-- Records from a dataset --
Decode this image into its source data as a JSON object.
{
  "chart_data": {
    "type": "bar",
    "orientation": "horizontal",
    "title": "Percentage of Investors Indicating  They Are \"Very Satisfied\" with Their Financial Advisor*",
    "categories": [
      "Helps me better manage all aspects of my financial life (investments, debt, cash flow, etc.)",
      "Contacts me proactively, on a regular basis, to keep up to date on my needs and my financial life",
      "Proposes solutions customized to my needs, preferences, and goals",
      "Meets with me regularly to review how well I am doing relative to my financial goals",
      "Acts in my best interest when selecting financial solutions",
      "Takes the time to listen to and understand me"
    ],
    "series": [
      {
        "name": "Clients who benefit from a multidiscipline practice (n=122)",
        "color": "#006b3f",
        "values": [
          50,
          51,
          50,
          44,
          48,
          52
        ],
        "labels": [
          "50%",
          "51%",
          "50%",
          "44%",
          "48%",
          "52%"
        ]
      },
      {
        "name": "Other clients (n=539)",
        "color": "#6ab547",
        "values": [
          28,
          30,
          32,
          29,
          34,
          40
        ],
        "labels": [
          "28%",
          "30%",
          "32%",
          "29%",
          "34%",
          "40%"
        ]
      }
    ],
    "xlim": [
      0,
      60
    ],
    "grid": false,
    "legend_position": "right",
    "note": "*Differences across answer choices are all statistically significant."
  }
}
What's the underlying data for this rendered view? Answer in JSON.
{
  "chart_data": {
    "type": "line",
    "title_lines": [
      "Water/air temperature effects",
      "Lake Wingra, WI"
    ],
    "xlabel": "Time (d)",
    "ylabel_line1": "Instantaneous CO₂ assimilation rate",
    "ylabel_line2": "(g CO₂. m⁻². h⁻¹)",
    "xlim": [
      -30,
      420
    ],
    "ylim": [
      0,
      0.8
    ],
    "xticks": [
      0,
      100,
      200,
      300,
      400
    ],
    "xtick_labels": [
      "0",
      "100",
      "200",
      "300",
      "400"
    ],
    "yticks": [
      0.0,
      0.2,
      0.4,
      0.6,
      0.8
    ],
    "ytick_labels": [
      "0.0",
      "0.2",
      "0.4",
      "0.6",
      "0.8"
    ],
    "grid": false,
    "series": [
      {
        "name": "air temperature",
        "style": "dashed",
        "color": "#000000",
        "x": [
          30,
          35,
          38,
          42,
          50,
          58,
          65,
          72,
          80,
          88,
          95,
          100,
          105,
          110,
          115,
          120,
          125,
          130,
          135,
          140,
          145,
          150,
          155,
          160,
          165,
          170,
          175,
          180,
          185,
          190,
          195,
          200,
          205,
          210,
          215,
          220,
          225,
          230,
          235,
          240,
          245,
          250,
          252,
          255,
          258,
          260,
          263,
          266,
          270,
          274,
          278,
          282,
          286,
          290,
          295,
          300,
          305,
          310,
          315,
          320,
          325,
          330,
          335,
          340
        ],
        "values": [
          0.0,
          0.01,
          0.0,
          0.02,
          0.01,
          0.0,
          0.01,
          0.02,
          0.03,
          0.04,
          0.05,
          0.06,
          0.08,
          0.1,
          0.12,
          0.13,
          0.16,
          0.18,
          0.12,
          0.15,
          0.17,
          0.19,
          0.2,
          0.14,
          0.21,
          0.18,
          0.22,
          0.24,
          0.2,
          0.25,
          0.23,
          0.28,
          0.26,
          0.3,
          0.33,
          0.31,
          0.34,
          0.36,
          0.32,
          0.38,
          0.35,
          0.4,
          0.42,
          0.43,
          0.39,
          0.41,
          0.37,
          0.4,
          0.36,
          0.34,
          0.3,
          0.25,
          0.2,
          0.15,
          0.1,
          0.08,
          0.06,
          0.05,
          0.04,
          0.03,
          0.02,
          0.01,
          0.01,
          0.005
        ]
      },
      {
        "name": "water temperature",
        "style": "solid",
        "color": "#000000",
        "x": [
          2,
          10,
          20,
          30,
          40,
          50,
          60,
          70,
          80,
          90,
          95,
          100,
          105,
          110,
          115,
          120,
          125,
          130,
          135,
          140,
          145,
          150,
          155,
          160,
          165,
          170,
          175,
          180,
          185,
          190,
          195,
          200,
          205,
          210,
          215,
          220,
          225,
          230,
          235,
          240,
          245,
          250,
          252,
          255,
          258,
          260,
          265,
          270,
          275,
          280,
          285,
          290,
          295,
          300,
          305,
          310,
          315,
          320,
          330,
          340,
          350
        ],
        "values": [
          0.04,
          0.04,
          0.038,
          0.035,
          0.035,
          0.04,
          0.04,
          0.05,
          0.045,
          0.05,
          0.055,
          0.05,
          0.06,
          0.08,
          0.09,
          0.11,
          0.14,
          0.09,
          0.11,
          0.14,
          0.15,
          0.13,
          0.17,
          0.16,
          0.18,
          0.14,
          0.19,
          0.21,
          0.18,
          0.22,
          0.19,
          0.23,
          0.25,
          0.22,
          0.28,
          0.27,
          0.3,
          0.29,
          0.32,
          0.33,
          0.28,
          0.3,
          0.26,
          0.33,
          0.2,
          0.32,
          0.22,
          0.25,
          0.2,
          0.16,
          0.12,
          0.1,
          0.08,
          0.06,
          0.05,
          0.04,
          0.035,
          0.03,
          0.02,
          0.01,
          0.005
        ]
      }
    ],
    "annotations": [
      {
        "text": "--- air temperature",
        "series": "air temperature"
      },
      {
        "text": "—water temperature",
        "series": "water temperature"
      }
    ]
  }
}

-- Exercise objective --
Extract the full listing above without alteration.

-- Full output --
Decode this image into its source data as a JSON object.
{
  "chart_data": {
    "type": "bar",
    "orientation": "horizontal",
    "title": "Percentage of Investors Indicating  They Are \"Very Satisfied\" with Their Financial Advisor*",
    "categories": [
      "Helps me better manage all aspects of my financial life (investments, debt, cash flow, etc.)",
      "Contacts me proactively, on a regular basis, to keep up to date on my needs and my financial life",
      "Proposes solutions customized to my needs, preferences, and goals",
      "Meets with me regularly to review how well I am doing relative to my financial goals",
      "Acts in my best interest when selecting financial solutions",
      "Takes the time to listen to and understand me"
    ],
    "series": [
      {
        "name": "Clients who benefit from a multidiscipline practice (n=122)",
        "color": "#006b3f",
        "values": [
          50,
          51,
          50,
          44,
          48,
          52
        ],
        "labels": [
          "50%",
          "51%",
          "50%",
          "44%",
          "48%",
          "52%"
        ]
      },
      {
        "name": "Other clients (n=539)",
        "color": "#6ab547",
        "values": [
          28,
          30,
          32,
          29,
          34,
          40
        ],
        "labels": [
          "28%",
          "30%",
          "32%",
          "29%",
          "34%",
          "40%"
        ]
      }
    ],
    "xlim": [
      0,
      60
    ],
    "grid": false,
    "legend_position": "right",
    "note": "*Differences across answer choices are all statistically significant."
  }
}
What's the underlying data for this rendered view? Answer in JSON.
{
  "chart_data": {
    "type": "line",
    "title_lines": [
      "Water/air temperature effects",
      "Lake Wingra, WI"
    ],
    "xlabel": "Time (d)",
    "ylabel_line1": "Instantaneous CO₂ assimilation rate",
    "ylabel_line2": "(g CO₂. m⁻². h⁻¹)",
    "xlim": [
      -30,
      420
    ],
    "ylim": [
      0,
      0.8
    ],
    "xticks": [
      0,
      100,
      200,
      300,
      400
    ],
    "xtick_labels": [
      "0",
      "100",
      "200",
      "300",
      "400"
    ],
    "yticks": [
      0.0,
      0.2,
      0.4,
      0.6,
      0.8
    ],
    "ytick_labels": [
      "0.0",
      "0.2",
      "0.4",
      "0.6",
      "0.8"
    ],
    "grid": false,
    "series": [
      {
        "name": "air temperature",
        "style": "dashed",
        "color": "#000000",
        "x": [
          30,
          35,
          38,
          42,
          50,
          58,
          65,
          72,
          80,
          88,
          95,
          100,
          105,
          110,
          115,
          120,
          125,
          130,
          135,
          140,
          145,
          150,
          155,
          160,
          165,
          170,
          175,
          180,
          185,
          190,
          195,
          200,
          205,
          210,
          215,
          220,
          225,
          230,
          235,
          240,
          245,
          250,
          252,
          255,
          258,
          260,
          263,
          266,
          270,
          274,
          278,
          282,
          286,
          290,
          295,
          300,
          305,
          310,
          315,
          320,
          325,
          330,
          335,
          340
        ],
        "values": [
          0.0,
          0.01,
          0.0,
          0.02,
          0.01,
          0.0,
          0.01,
          0.02,
          0.03,
          0.04,
          0.05,
          0.06,
          0.08,
          0.1,
          0.12,
          0.13,
          0.16,
          0.18,
          0.12,
          0.15,
          0.17,
          0.19,
          0.2,
          0.14,
          0.21,
          0.18,
          0.22,
          0.24,
          0.2,
          0.25,
          0.23,
          0.28,
          0.26,
          0.3,
          0.33,
          0.31,
          0.34,
          0.36,
          0.32,
          0.38,
          0.35,
          0.4,
          0.42,
          0.43,
          0.39,
          0.41,
          0.37,
          0.4,
          0.36,
          0.34,
          0.3,
          0.25,
          0.2,
          0.15,
          0.1,
          0.08,
          0.06,
          0.05,
          0.04,
          0.03,
          0.02,
          0.01,
          0.01,
          0.005
        ]
      },
      {
        "name": "water temperature",
        "style": "solid",
        "color": "#000000",
        "x": [
          2,
          10,
          20,
          30,
          40,
          50,
          60,
          70,
          80,
          90,
          95,
          100,
          105,
          110,
          115,
          120,
          125,
          130,
          135,
          140,
          145,
          150,
          155,
          160,
          165,
          170,
          175,
          180,
          185,
          190,
          195,
          200,
          205,
          210,
          215,
          220,
          225,
          230,
          235,
          240,
          245,
          250,
          252,
          255,
          258,
          260,
          265,
          270,
          275,
          280,
          285,
          290,
          295,
          300,
          305,
          310,
          315,
          320,
          330,
          340,
          350
        ],
        "values": [
          0.04,
          0.04,
          0.038,
          0.035,
          0.035,
          0.04,
          0.04,
          0.05,
          0.045,
          0.05,
          0.055,
          0.05,
          0.06,
          0.08,
          0.09,
          0.11,
          0.14,
          0.09,
          0.11,
          0.14,
          0.15,
          0.13,
          0.17,
          0.16,
          0.18,
          0.14,
          0.19,
          0.21,
          0.18,
          0.22,
          0.19,
          0.23,
          0.25,
          0.22,
          0.28,
          0.27,
          0.3,
          0.29,
          0.32,
          0.33,
          0.28,
          0.3,
          0.26,
          0.33,
          0.2,
          0.32,
          0.22,
          0.25,
          0.2,
          0.16,
          0.12,
          0.1,
          0.08,
          0.06,
          0.05,
          0.04,
          0.035,
          0.03,
          0.02,
          0.01,
          0.005
        ]
      }
    ],
    "annotations": [
      {
        "text": "--- air temperature",
        "series": "air temperature"
      },
      {
        "text": "—water temperature",
        "series": "water temperature"
      }
    ]
  }
}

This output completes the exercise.